ITEMS »
════════════════
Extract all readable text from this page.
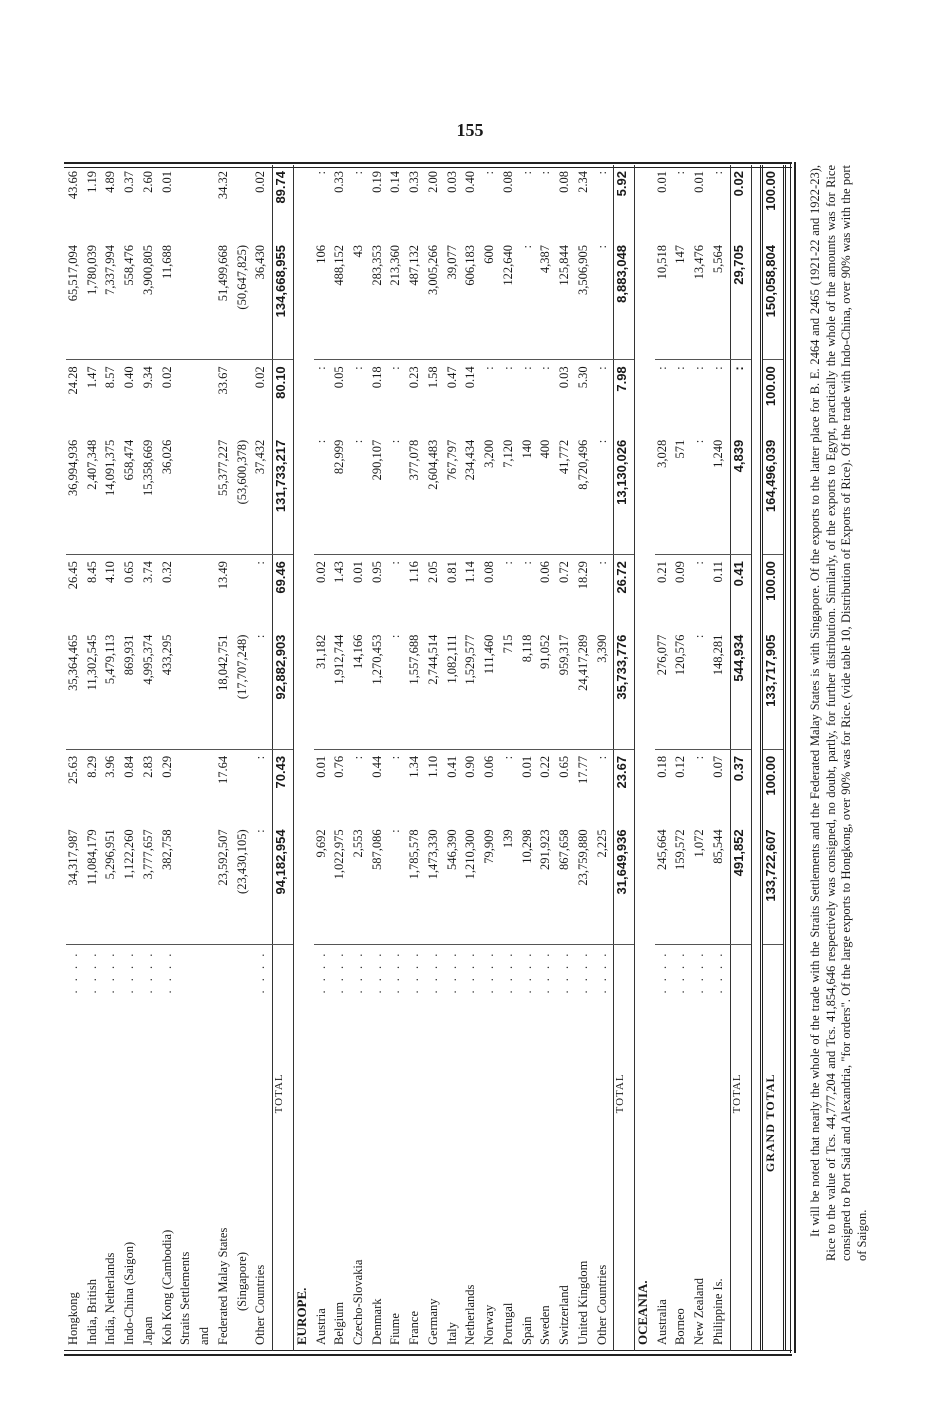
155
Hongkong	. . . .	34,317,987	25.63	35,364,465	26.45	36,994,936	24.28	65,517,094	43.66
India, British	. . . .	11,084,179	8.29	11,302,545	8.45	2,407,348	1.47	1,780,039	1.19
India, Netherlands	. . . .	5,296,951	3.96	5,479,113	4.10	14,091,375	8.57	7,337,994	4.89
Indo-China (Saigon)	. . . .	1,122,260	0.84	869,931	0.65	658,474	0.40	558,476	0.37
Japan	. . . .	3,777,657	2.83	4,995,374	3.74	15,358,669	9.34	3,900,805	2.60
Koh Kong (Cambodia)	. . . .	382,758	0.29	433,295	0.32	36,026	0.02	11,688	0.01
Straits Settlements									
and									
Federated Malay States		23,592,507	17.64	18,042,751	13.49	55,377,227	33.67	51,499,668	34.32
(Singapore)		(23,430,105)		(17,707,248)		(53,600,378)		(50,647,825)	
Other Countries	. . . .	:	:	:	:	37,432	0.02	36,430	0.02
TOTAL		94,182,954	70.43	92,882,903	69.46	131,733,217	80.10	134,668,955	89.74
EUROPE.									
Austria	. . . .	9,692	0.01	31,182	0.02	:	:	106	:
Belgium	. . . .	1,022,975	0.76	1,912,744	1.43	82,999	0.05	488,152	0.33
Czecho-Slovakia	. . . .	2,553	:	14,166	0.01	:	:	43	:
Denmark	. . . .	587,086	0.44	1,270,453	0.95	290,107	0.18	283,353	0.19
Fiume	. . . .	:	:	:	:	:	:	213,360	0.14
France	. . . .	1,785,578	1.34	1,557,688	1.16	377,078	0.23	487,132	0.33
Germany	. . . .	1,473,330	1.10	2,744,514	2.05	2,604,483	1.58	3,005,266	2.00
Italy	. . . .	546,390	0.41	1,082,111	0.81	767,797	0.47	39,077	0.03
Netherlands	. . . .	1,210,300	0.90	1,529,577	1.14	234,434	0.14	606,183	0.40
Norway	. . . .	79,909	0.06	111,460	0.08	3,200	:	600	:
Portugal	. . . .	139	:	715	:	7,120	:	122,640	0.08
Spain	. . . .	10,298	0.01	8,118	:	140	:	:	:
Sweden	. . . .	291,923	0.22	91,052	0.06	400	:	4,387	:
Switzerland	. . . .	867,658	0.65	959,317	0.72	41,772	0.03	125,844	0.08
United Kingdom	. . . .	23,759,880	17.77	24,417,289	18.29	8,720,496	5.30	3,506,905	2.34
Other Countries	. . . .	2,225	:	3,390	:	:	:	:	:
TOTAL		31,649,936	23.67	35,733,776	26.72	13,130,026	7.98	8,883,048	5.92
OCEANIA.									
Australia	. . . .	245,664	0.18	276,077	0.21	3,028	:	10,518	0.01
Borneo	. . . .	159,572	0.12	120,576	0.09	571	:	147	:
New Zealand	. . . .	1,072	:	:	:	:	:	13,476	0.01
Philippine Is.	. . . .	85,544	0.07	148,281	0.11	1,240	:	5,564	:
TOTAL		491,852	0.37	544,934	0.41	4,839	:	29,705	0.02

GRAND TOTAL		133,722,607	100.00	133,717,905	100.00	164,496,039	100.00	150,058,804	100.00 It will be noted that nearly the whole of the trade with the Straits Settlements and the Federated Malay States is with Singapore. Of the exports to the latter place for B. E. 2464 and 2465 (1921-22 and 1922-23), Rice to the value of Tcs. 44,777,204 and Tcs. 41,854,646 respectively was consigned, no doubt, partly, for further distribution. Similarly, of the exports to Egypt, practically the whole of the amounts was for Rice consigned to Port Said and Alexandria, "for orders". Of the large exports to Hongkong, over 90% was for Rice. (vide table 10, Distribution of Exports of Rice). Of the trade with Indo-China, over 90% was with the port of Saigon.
════════════════
REQUIRED TASK »
Going through the records above, state how many lines carry "India", with no other text.

EXERCISE RESULT »
2